Habe eben eine sehr informative Seite über die Knastgeschichte in Bautzen gefunden.
Bautzen I "Gelbes Elend"
Am nördlichen Stadtrand Bautzens wurde Anfang des Jahrhunderts die zu ihrer Zeit modernste Strafvollzugsanstalt Sachsens erbaut. Bereits kurz nach Errichtung erhielt das Zuchthaus wegen der aus gelben Klinkern bestehenden Gebäudemauern seinen berühmt-berüchtigten Beinamen "Gelbes Elend".
1933-1945
in der Zeit des Nationalsozialismus wurden hier politische Gegner wie Kommunisten, Sozialdemokraten, aber auch Zeugen Jehovas inhaftiert. Prominentester Häftling war 1943/44 der Führer der Kommunistischen Partei Deutschlands (KPD), Ernst Thälmann.

(In einem Datenbestand enthaltene Datensätze)
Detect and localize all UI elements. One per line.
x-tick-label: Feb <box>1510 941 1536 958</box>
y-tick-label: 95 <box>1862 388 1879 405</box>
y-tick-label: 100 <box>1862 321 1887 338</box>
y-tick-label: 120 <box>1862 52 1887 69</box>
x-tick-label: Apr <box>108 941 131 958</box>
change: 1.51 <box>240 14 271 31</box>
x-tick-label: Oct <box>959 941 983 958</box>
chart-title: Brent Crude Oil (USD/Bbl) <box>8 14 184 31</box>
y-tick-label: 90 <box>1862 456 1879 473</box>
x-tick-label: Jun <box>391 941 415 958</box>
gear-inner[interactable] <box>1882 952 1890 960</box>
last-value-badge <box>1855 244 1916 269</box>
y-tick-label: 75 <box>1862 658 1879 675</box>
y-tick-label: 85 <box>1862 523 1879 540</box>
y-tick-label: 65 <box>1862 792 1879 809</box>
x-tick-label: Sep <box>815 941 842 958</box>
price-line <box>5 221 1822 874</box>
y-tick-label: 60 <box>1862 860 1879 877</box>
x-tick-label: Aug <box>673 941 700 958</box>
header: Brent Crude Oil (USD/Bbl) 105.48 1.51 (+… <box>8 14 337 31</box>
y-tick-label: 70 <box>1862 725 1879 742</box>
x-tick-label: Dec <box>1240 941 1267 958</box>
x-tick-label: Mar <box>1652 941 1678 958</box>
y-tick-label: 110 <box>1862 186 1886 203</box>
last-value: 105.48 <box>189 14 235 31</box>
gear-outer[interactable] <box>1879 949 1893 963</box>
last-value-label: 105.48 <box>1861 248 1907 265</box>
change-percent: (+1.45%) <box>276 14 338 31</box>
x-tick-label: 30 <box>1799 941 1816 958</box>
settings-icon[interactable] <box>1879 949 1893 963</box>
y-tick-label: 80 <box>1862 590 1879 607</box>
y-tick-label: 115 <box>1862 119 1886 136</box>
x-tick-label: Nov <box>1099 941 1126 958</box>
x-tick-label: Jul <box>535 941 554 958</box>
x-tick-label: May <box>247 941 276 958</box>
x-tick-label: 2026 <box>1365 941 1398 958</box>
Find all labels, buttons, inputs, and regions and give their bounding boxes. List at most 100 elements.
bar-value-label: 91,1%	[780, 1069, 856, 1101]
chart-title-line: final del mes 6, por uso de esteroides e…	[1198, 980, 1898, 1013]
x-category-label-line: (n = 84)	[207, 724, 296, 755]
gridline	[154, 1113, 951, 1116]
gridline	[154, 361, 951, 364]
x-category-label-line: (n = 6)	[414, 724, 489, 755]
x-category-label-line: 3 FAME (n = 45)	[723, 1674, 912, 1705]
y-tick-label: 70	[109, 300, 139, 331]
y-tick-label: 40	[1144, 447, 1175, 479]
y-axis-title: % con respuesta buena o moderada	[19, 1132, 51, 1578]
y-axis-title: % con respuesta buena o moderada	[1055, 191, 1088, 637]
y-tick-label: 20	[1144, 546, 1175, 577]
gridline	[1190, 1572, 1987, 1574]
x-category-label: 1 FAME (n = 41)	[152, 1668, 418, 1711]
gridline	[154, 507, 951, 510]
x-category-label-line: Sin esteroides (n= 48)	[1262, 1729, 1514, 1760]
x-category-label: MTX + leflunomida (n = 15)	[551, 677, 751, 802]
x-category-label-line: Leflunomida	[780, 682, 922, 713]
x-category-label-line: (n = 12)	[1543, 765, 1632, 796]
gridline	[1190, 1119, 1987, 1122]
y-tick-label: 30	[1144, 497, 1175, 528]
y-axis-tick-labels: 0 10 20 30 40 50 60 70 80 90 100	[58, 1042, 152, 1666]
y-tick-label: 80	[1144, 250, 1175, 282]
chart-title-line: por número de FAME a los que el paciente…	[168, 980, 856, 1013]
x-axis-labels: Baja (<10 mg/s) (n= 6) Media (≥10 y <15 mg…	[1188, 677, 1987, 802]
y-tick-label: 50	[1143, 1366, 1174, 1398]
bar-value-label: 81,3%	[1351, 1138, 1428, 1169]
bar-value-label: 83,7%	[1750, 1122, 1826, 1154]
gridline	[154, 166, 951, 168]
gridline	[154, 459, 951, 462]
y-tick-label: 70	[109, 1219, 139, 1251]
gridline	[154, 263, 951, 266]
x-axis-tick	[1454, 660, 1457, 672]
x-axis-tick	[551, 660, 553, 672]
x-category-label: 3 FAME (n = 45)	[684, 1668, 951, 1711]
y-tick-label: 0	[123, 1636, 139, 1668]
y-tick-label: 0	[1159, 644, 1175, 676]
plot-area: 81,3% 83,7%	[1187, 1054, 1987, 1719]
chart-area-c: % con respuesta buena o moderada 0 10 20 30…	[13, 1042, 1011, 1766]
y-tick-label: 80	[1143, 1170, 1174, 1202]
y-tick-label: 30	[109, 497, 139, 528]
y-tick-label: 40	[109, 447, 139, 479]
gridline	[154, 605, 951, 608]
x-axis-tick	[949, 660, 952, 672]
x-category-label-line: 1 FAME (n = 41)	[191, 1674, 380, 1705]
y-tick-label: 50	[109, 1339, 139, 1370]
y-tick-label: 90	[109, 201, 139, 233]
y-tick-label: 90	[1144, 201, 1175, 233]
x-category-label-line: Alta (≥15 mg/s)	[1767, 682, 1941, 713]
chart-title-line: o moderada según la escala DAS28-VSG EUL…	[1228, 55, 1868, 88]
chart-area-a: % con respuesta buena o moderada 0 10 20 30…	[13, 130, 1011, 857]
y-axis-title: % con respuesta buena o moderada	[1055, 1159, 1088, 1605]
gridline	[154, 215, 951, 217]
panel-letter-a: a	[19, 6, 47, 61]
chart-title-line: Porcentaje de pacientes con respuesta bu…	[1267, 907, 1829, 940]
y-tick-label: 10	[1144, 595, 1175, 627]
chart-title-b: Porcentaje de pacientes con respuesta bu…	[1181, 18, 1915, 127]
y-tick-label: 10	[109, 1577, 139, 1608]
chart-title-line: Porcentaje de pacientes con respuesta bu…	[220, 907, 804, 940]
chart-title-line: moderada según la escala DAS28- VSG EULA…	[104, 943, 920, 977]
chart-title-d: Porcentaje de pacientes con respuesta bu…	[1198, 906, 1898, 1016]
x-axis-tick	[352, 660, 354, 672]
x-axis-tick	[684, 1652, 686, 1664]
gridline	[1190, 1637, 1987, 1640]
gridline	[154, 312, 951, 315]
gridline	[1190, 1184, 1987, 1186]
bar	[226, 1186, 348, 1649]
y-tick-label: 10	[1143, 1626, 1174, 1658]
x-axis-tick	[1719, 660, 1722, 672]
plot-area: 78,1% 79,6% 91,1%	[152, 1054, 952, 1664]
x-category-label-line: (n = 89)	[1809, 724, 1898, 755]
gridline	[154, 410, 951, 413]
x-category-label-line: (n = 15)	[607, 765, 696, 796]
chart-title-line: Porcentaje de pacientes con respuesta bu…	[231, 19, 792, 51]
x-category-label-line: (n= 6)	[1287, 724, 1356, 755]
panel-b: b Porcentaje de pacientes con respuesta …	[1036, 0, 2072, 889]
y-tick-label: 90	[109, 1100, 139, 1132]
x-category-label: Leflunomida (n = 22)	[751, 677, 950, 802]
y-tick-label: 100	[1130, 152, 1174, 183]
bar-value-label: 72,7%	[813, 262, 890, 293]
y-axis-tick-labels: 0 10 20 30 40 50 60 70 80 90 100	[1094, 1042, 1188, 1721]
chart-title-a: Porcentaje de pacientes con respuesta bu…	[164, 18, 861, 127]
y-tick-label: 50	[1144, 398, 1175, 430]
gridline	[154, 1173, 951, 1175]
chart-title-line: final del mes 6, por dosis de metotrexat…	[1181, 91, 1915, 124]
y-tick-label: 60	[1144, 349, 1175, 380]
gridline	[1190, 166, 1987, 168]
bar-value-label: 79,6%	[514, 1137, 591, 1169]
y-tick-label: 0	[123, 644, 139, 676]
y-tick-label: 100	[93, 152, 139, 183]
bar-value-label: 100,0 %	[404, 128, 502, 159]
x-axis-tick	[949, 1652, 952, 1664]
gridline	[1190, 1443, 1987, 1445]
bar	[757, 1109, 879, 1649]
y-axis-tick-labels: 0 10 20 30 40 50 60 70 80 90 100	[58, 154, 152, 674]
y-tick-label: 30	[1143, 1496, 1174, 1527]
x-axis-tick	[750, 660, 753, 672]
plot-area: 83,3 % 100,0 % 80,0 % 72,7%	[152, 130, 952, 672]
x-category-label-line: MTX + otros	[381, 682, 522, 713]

→ Zu bearbeitende Aufgaben
(1) Gib aus dem Text zur Haftgeschichte Bautzens den Abschnitt von "Am nördlichen Stadtrand" bis einschließlich "(KPD), Ernst Thälmann." wortgetreu wieder.
(2) Führe den Text über das Bautzener Zuchthaus "Gelbes Elend" ab der Stelle weiter, an der er endet.

→ Antworten je Aufgabe
(1)
Am nördlichen Stadtrand Bautzens wurde Anfang des Jahrhunderts die zu ihrer Zeit modernste Strafvollzugsanstalt Sachsens erbaut. Bereits kurz nach Errichtung erhielt das Zuchthaus wegen der aus gelben Klinkern bestehenden Gebäudemauern seinen berühmt-berüchtigten Beinamen "Gelbes Elend".
1933-1945
in der Zeit des Nationalsozialismus wurden hier politische Gegner wie Kommunisten, Sozialdemokraten, aber auch Zeugen Jehovas inhaftiert. Prominentester Häftling war 1943/44 der Führer der Kommunistischen Partei Deutschlands (KPD), Ernst Thälmann.

(2)
1945 bis 1950
diente die Anstalt der sowjetischen Geheimpolizei als Speziallager zunächst zur Internierung von Personen, die dem nationalsozialistischen Regime nahegestanden hatten. Diese Internierung fand ohne jede Einzelfallprüfung statt. Später wurden verstärkt Personen inhaftiert, die durch sowjetische Militärtribunale (SMT) in Geheimverfahren unter Verletzung aller rechtsstaatlichen Normen zu hohen Haftstrafen verurteilt worden waren. So waren im Speziallager Bautzen nationalsozialistische Funktionsträger, aber vor allem sozialdemokratische und bürgerliche Gegner des stalinistischen Systems sowie viele willkürlich Festgenommene unter unmenschlichen Bedingungen inhaftiert. Mindestens 2 800 Tote lassen sich in der Zeit von 1945 bis zur Übergabe des Lagers 1950 an die deutsche Volkspolizei bisher aus in Moskau lagernden Akten der Lagerverwaltung belegen. Ehemalige Häftlinge gehen von einer höheren Zahl an Opfern aus.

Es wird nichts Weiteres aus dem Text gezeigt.